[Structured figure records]
--

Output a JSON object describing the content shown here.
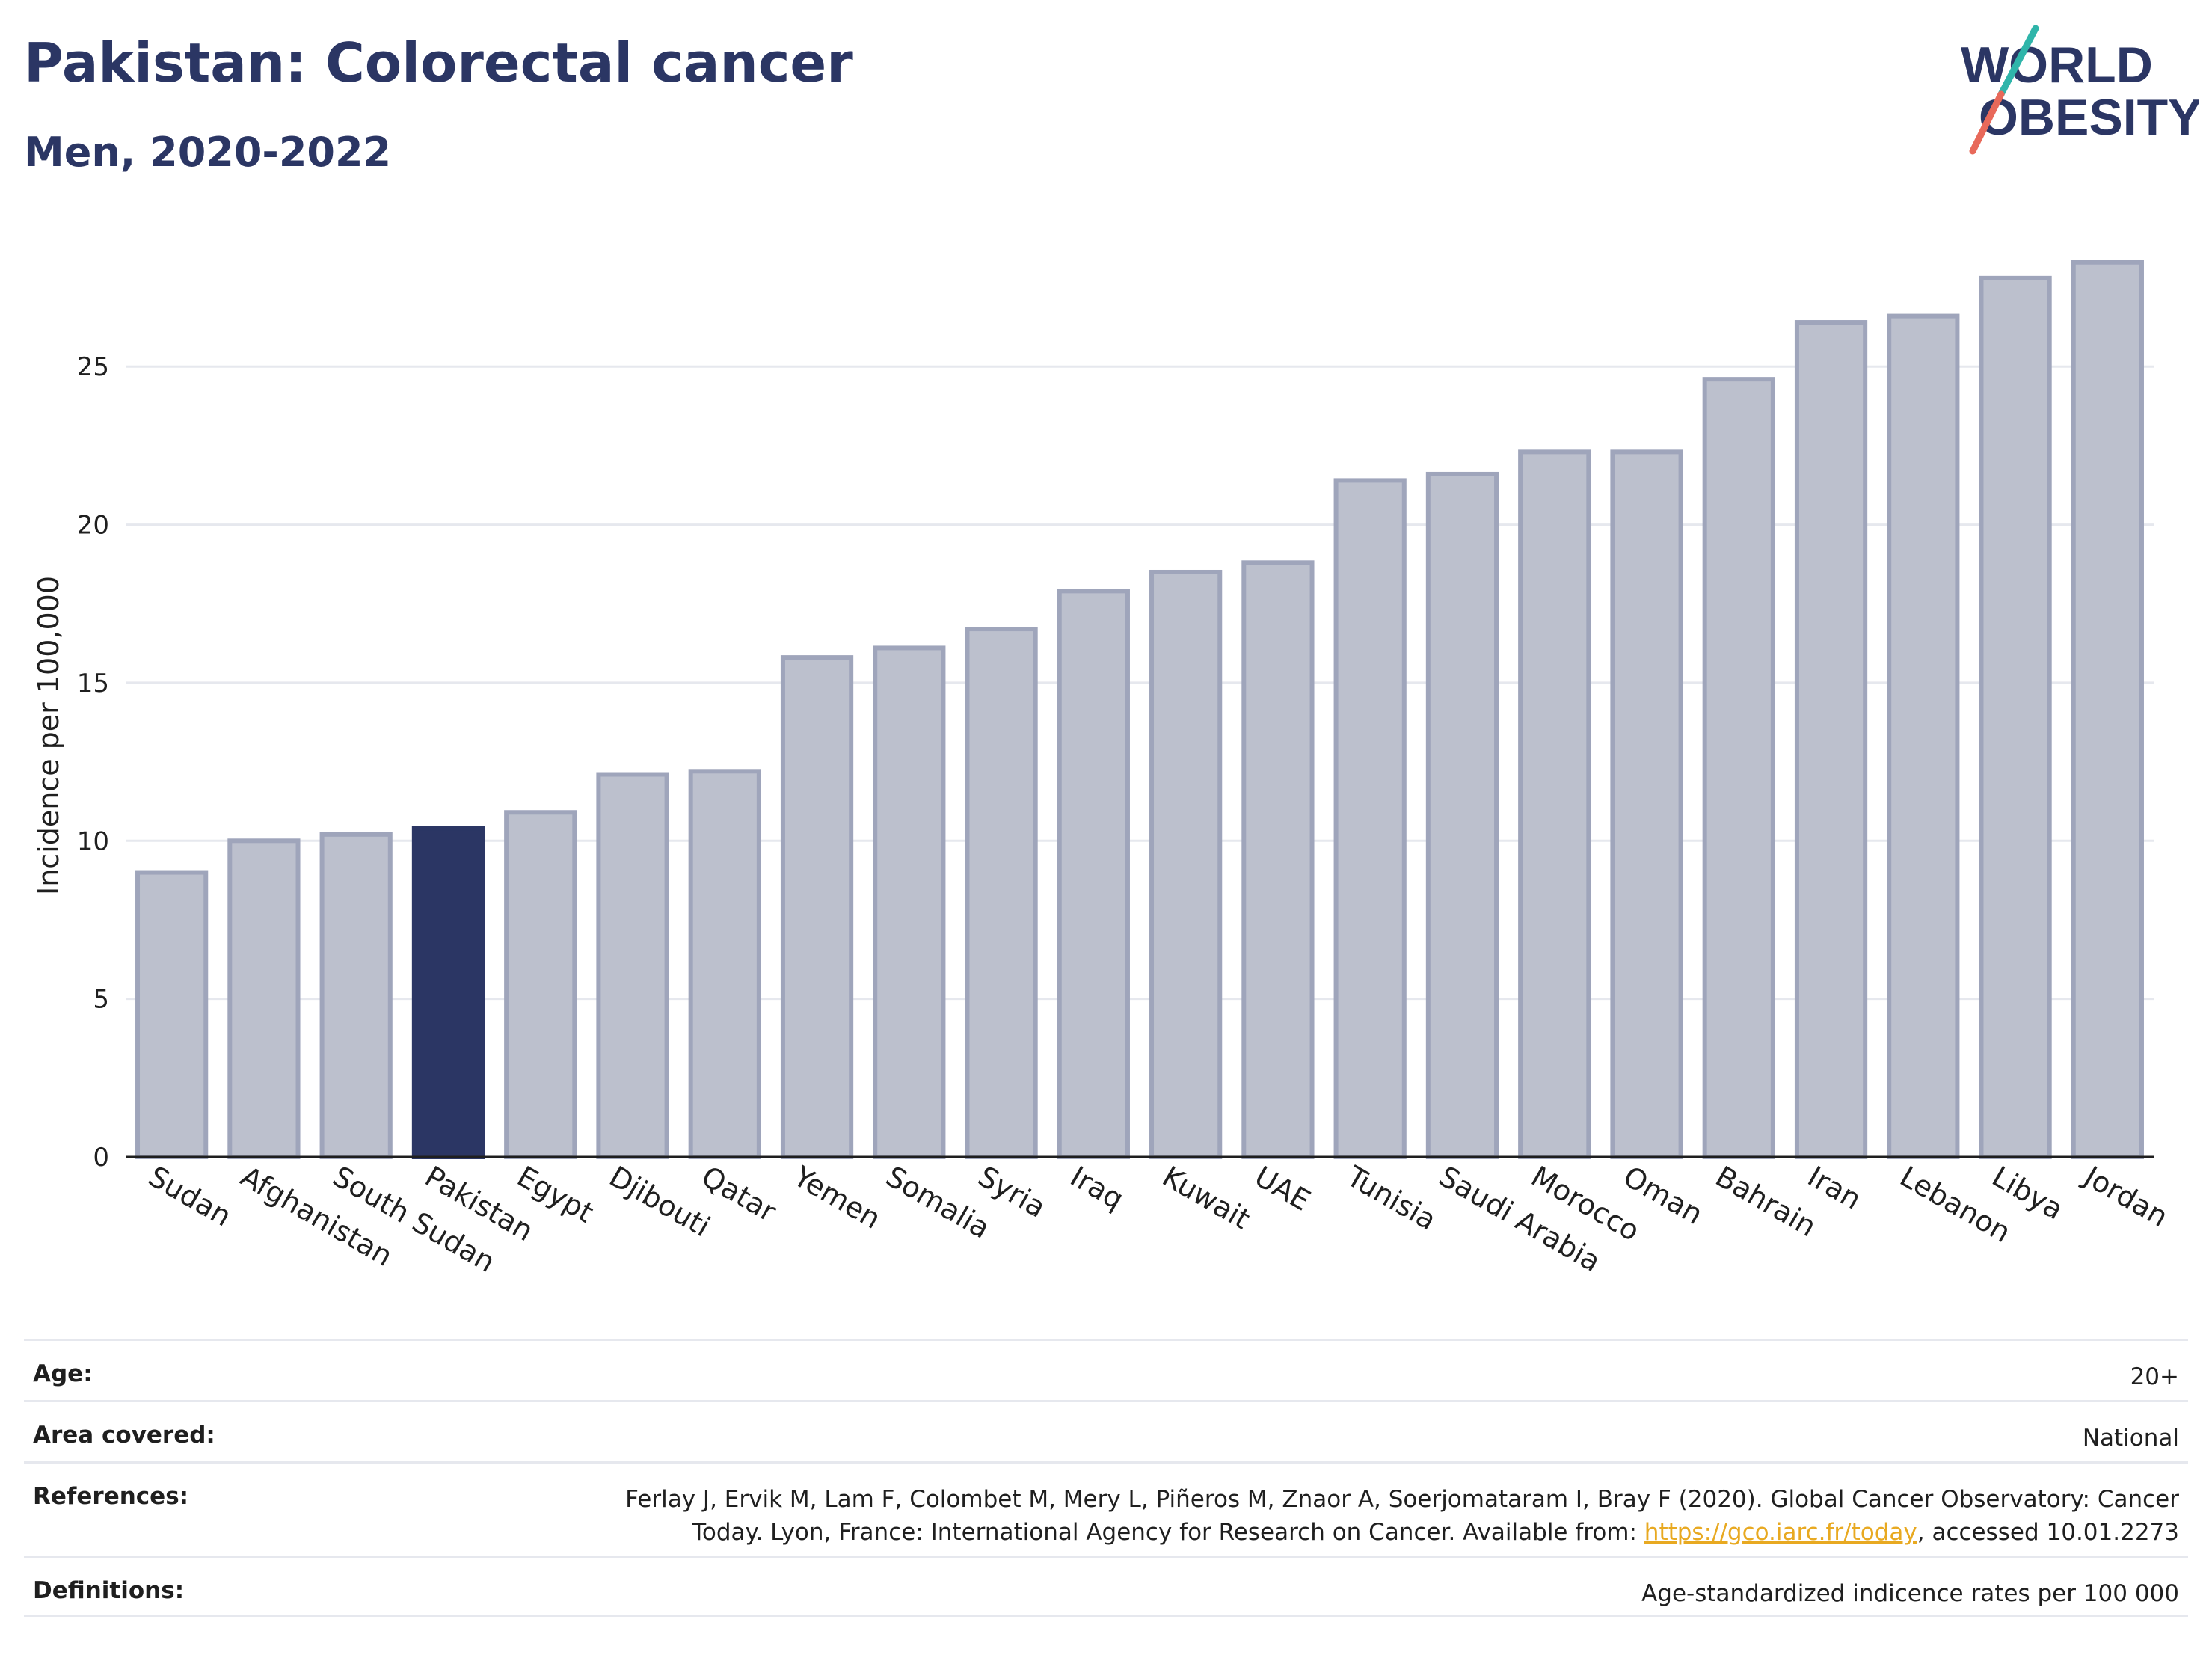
{
  "header": {
    "title": "Pakistan: Colorectal cancer",
    "subtitle": "Men, 2020-2022"
  },
  "logo": {
    "line1": "WORLD",
    "line2": "OBESITY"
  },
  "chart_data": {
    "type": "bar",
    "ylabel": "Incidence per 100,000",
    "xlabel": "",
    "ylim": [
      0,
      29.5
    ],
    "yticks": [
      0,
      5,
      10,
      15,
      20,
      25
    ],
    "grid": true,
    "highlight": "Pakistan",
    "colors": {
      "default": "#bcc0cd",
      "default_stroke": "#9fa5bb",
      "highlight": "#2b3664"
    },
    "categories": [
      "Sudan",
      "Afghanistan",
      "South Sudan",
      "Pakistan",
      "Egypt",
      "Djibouti",
      "Qatar",
      "Yemen",
      "Somalia",
      "Syria",
      "Iraq",
      "Kuwait",
      "UAE",
      "Tunisia",
      "Saudi Arabia",
      "Morocco",
      "Oman",
      "Bahrain",
      "Iran",
      "Lebanon",
      "Libya",
      "Jordan"
    ],
    "values": [
      9.0,
      10.0,
      10.2,
      10.4,
      10.9,
      12.1,
      12.2,
      15.8,
      16.1,
      16.7,
      17.9,
      18.5,
      18.8,
      21.4,
      21.6,
      22.3,
      22.3,
      24.6,
      26.4,
      26.6,
      27.8,
      28.3
    ]
  },
  "info": {
    "age_label": "Age:",
    "age_value": "20+",
    "area_label": "Area covered:",
    "area_value": "National",
    "ref_label": "References:",
    "ref_text_1": "Ferlay J, Ervik M, Lam F, Colombet M, Mery L, Piñeros M, Znaor A, Soerjomataram I, Bray F (2020). Global Cancer Observatory: Cancer",
    "ref_text_2": "Today. Lyon, France: International Agency for Research on Cancer. Available from: ",
    "ref_link": "https://gco.iarc.fr/today",
    "ref_text_3": ", accessed 10.01.2273",
    "def_label": "Definitions:",
    "def_value": "Age-standardized indicence rates per 100 000"
  }
}
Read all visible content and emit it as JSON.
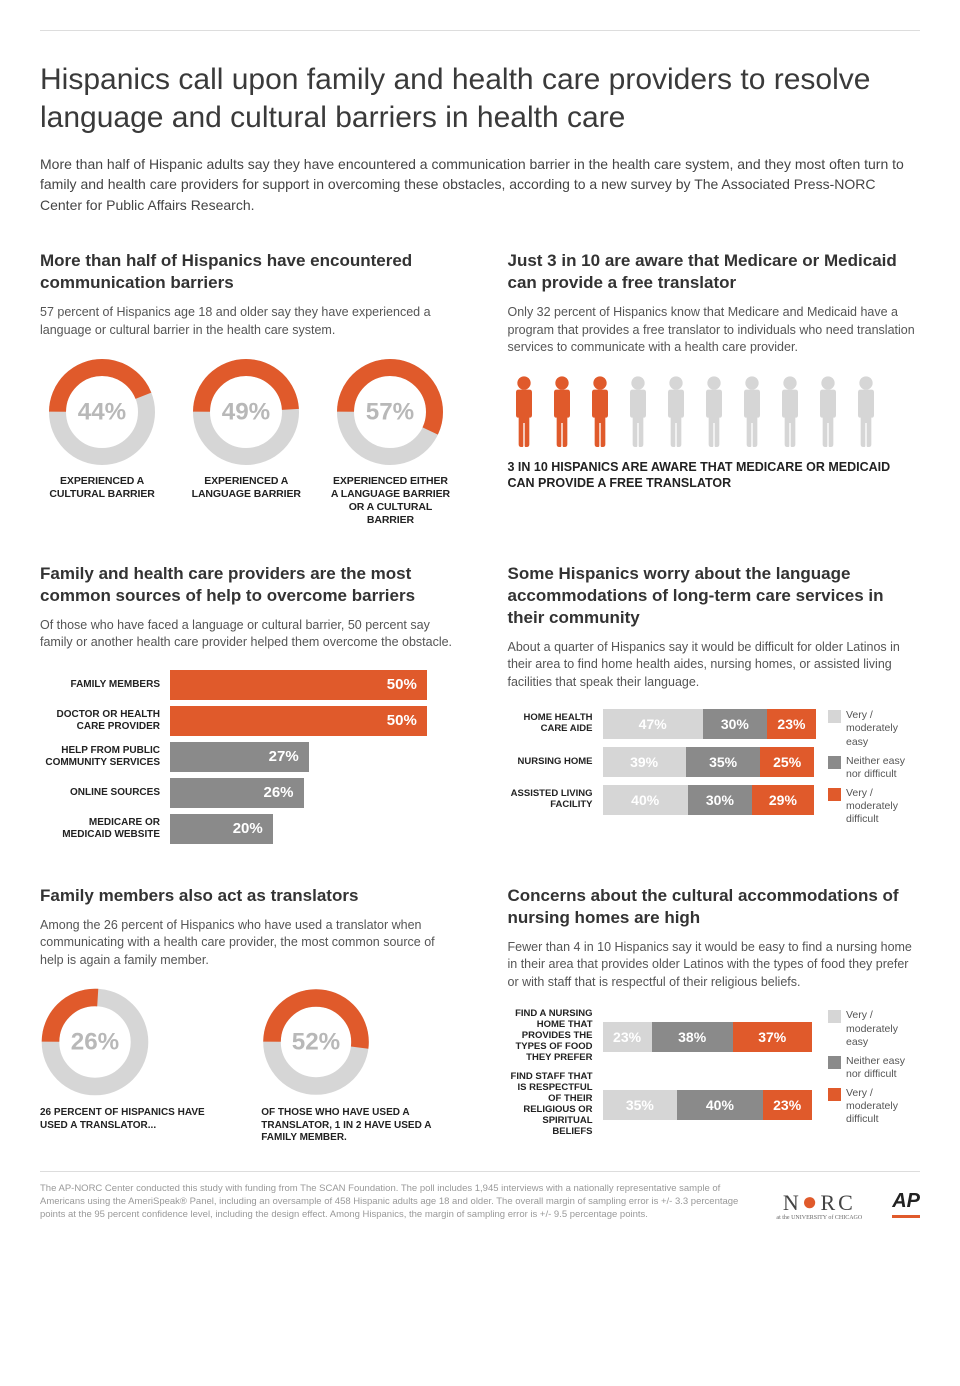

--

Write the lines above out again exactly, without any of their pictures.

#### Written answer:
Output a JSON object describing the content shown here.
{
  "header": {
    "title": "Pakistan: Colorectal cancer",
    "subtitle": "Men, 2020-2022"
  },
  "logo": {
    "line1": "WORLD",
    "line2": "OBESITY"
  },
  "chart_data": {
    "type": "bar",
    "ylabel": "Incidence per 100,000",
    "xlabel": "",
    "ylim": [
      0,
      29.5
    ],
    "yticks": [
      0,
      5,
      10,
      15,
      20,
      25
    ],
    "grid": true,
    "highlight": "Pakistan",
    "colors": {
      "default": "#bcc0cd",
      "default_stroke": "#9fa5bb",
      "highlight": "#2b3664"
    },
    "categories": [
      "Sudan",
      "Afghanistan",
      "South Sudan",
      "Pakistan",
      "Egypt",
      "Djibouti",
      "Qatar",
      "Yemen",
      "Somalia",
      "Syria",
      "Iraq",
      "Kuwait",
      "UAE",
      "Tunisia",
      "Saudi Arabia",
      "Morocco",
      "Oman",
      "Bahrain",
      "Iran",
      "Lebanon",
      "Libya",
      "Jordan"
    ],
    "values": [
      9.0,
      10.0,
      10.2,
      10.4,
      10.9,
      12.1,
      12.2,
      15.8,
      16.1,
      16.7,
      17.9,
      18.5,
      18.8,
      21.4,
      21.6,
      22.3,
      22.3,
      24.6,
      26.4,
      26.6,
      27.8,
      28.3
    ]
  },
  "info": {
    "age_label": "Age:",
    "age_value": "20+",
    "area_label": "Area covered:",
    "area_value": "National",
    "ref_label": "References:",
    "ref_text_1": "Ferlay J, Ervik M, Lam F, Colombet M, Mery L, Piñeros M, Znaor A, Soerjomataram I, Bray F (2020). Global Cancer Observatory: Cancer",
    "ref_text_2": "Today. Lyon, France: International Agency for Research on Cancer. Available from: ",
    "ref_link": "https://gco.iarc.fr/today",
    "ref_text_3": ", accessed 10.01.2273",
    "def_label": "Definitions:",
    "def_value": "Age-standardized indicence rates per 100 000"
  }
}
Read all visible content and emit it as JSON.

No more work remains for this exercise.